Stored data entries:
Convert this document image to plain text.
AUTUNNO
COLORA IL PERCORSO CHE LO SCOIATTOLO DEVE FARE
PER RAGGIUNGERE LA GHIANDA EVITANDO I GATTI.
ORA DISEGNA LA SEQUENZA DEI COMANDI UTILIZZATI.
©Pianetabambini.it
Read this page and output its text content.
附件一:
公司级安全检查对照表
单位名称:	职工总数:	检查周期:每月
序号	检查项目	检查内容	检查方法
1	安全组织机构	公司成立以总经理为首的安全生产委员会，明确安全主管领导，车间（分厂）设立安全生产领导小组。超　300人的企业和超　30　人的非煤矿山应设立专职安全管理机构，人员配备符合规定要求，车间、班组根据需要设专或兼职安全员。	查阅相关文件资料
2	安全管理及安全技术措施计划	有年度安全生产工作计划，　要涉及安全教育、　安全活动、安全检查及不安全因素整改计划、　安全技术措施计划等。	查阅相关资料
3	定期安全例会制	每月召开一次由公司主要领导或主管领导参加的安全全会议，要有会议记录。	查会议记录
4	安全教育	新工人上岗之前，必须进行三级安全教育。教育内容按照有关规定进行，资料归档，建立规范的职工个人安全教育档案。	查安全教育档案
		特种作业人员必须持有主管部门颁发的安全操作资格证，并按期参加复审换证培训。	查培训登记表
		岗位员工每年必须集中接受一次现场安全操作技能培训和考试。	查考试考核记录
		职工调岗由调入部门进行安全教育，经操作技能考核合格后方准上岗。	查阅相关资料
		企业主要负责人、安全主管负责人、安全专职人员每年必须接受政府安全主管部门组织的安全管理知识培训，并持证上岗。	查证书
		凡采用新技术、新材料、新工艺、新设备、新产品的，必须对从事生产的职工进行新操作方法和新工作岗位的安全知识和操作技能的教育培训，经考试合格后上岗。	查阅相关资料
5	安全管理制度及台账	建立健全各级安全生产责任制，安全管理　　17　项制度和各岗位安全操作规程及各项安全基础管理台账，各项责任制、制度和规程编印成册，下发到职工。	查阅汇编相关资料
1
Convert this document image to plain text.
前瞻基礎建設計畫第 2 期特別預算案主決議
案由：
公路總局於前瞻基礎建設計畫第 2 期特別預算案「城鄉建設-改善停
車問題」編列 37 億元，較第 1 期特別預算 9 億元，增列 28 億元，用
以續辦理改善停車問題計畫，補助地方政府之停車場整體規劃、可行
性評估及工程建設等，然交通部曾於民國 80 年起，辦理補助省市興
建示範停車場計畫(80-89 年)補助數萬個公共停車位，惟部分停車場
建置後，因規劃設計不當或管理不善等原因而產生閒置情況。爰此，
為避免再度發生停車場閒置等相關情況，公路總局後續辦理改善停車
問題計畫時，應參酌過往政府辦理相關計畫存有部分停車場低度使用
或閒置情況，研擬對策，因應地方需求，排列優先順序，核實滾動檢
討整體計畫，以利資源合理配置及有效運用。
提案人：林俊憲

## Task
Can you restate every record above word for word?

## Answer to the problem
Convert this document image to plain text.
AUTUNNO
COLORA IL PERCORSO CHE LO SCOIATTOLO DEVE FARE
PER RAGGIUNGERE LA GHIANDA EVITANDO I GATTI.
ORA DISEGNA LA SEQUENZA DEI COMANDI UTILIZZATI.
©Pianetabambini.it
Read this page and output its text content.
附件一:
公司级安全检查对照表
单位名称:	职工总数:	检查周期:每月
序号	检查项目	检查内容	检查方法
1	安全组织机构	公司成立以总经理为首的安全生产委员会，明确安全主管领导，车间（分厂）设立安全生产领导小组。超　300人的企业和超　30　人的非煤矿山应设立专职安全管理机构，人员配备符合规定要求，车间、班组根据需要设专或兼职安全员。	查阅相关文件资料
2	安全管理及安全技术措施计划	有年度安全生产工作计划，　要涉及安全教育、　安全活动、安全检查及不安全因素整改计划、　安全技术措施计划等。	查阅相关资料
3	定期安全例会制	每月召开一次由公司主要领导或主管领导参加的安全全会议，要有会议记录。	查会议记录
4	安全教育	新工人上岗之前，必须进行三级安全教育。教育内容按照有关规定进行，资料归档，建立规范的职工个人安全教育档案。	查安全教育档案
		特种作业人员必须持有主管部门颁发的安全操作资格证，并按期参加复审换证培训。	查培训登记表
		岗位员工每年必须集中接受一次现场安全操作技能培训和考试。	查考试考核记录
		职工调岗由调入部门进行安全教育，经操作技能考核合格后方准上岗。	查阅相关资料
		企业主要负责人、安全主管负责人、安全专职人员每年必须接受政府安全主管部门组织的安全管理知识培训，并持证上岗。	查证书
		凡采用新技术、新材料、新工艺、新设备、新产品的，必须对从事生产的职工进行新操作方法和新工作岗位的安全知识和操作技能的教育培训，经考试合格后上岗。	查阅相关资料
5	安全管理制度及台账	建立健全各级安全生产责任制，安全管理　　17　项制度和各岗位安全操作规程及各项安全基础管理台账，各项责任制、制度和规程编印成册，下发到职工。	查阅汇编相关资料
1
Convert this document image to plain text.
前瞻基礎建設計畫第 2 期特別預算案主決議
案由：
公路總局於前瞻基礎建設計畫第 2 期特別預算案「城鄉建設-改善停
車問題」編列 37 億元，較第 1 期特別預算 9 億元，增列 28 億元，用
以續辦理改善停車問題計畫，補助地方政府之停車場整體規劃、可行
性評估及工程建設等，然交通部曾於民國 80 年起，辦理補助省市興
建示範停車場計畫(80-89 年)補助數萬個公共停車位，惟部分停車場
建置後，因規劃設計不當或管理不善等原因而產生閒置情況。爰此，
為避免再度發生停車場閒置等相關情況，公路總局後續辦理改善停車
問題計畫時，應參酌過往政府辦理相關計畫存有部分停車場低度使用
或閒置情況，研擬對策，因應地方需求，排列優先順序，核實滾動檢
討整體計畫，以利資源合理配置及有效運用。
提案人：林俊憲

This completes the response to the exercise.